- [Prompt] Take the material below and write it all out again exactly.

- [Exercise data]
────────

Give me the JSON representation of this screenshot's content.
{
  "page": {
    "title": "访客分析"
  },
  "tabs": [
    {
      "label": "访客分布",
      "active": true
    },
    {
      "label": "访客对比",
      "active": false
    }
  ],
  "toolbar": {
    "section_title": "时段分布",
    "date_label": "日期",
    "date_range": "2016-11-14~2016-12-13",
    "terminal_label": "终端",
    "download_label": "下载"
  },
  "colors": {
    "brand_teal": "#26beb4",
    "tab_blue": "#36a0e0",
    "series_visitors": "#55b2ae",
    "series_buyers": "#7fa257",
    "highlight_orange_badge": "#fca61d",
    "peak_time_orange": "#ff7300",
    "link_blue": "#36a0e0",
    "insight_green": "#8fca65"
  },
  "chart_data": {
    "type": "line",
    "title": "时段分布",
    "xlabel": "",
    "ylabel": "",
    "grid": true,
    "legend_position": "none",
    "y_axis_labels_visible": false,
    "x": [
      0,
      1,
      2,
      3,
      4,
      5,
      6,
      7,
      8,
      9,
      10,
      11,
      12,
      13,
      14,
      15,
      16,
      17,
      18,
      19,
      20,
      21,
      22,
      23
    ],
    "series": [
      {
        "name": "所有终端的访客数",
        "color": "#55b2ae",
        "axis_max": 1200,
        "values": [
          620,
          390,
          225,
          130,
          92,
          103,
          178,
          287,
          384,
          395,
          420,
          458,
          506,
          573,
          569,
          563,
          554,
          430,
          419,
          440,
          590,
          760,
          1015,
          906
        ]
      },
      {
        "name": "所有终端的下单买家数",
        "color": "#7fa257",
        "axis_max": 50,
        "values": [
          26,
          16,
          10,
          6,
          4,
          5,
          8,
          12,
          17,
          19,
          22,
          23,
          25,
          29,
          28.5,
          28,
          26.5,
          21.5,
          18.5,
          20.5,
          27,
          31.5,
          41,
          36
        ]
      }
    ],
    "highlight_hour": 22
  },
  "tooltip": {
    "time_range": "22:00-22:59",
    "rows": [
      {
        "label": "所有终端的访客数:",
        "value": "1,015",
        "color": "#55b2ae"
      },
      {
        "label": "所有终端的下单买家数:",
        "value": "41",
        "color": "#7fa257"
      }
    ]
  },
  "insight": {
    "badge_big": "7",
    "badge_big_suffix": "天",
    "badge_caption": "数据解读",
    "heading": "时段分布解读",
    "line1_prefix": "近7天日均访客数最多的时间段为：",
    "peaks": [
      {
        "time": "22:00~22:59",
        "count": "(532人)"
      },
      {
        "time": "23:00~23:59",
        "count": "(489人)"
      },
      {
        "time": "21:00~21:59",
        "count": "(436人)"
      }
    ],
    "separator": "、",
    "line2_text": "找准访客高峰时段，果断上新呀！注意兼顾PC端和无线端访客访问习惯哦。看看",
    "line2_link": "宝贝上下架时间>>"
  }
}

────────

- [Solution]
Give me the JSON representation of this screenshot's content.
{
  "page": {
    "title": "访客分析"
  },
  "tabs": [
    {
      "label": "访客分布",
      "active": true
    },
    {
      "label": "访客对比",
      "active": false
    }
  ],
  "toolbar": {
    "section_title": "时段分布",
    "date_label": "日期",
    "date_range": "2016-11-14~2016-12-13",
    "terminal_label": "终端",
    "download_label": "下载"
  },
  "colors": {
    "brand_teal": "#26beb4",
    "tab_blue": "#36a0e0",
    "series_visitors": "#55b2ae",
    "series_buyers": "#7fa257",
    "highlight_orange_badge": "#fca61d",
    "peak_time_orange": "#ff7300",
    "link_blue": "#36a0e0",
    "insight_green": "#8fca65"
  },
  "chart_data": {
    "type": "line",
    "title": "时段分布",
    "xlabel": "",
    "ylabel": "",
    "grid": true,
    "legend_position": "none",
    "y_axis_labels_visible": false,
    "x": [
      0,
      1,
      2,
      3,
      4,
      5,
      6,
      7,
      8,
      9,
      10,
      11,
      12,
      13,
      14,
      15,
      16,
      17,
      18,
      19,
      20,
      21,
      22,
      23
    ],
    "series": [
      {
        "name": "所有终端的访客数",
        "color": "#55b2ae",
        "axis_max": 1200,
        "values": [
          620,
          390,
          225,
          130,
          92,
          103,
          178,
          287,
          384,
          395,
          420,
          458,
          506,
          573,
          569,
          563,
          554,
          430,
          419,
          440,
          590,
          760,
          1015,
          906
        ]
      },
      {
        "name": "所有终端的下单买家数",
        "color": "#7fa257",
        "axis_max": 50,
        "values": [
          26,
          16,
          10,
          6,
          4,
          5,
          8,
          12,
          17,
          19,
          22,
          23,
          25,
          29,
          28.5,
          28,
          26.5,
          21.5,
          18.5,
          20.5,
          27,
          31.5,
          41,
          36
        ]
      }
    ],
    "highlight_hour": 22
  },
  "tooltip": {
    "time_range": "22:00-22:59",
    "rows": [
      {
        "label": "所有终端的访客数:",
        "value": "1,015",
        "color": "#55b2ae"
      },
      {
        "label": "所有终端的下单买家数:",
        "value": "41",
        "color": "#7fa257"
      }
    ]
  },
  "insight": {
    "badge_big": "7",
    "badge_big_suffix": "天",
    "badge_caption": "数据解读",
    "heading": "时段分布解读",
    "line1_prefix": "近7天日均访客数最多的时间段为：",
    "peaks": [
      {
        "time": "22:00~22:59",
        "count": "(532人)"
      },
      {
        "time": "23:00~23:59",
        "count": "(489人)"
      },
      {
        "time": "21:00~21:59",
        "count": "(436人)"
      }
    ],
    "separator": "、",
    "line2_text": "找准访客高峰时段，果断上新呀！注意兼顾PC端和无线端访客访问习惯哦。看看",
    "line2_link": "宝贝上下架时间>>"
  }
}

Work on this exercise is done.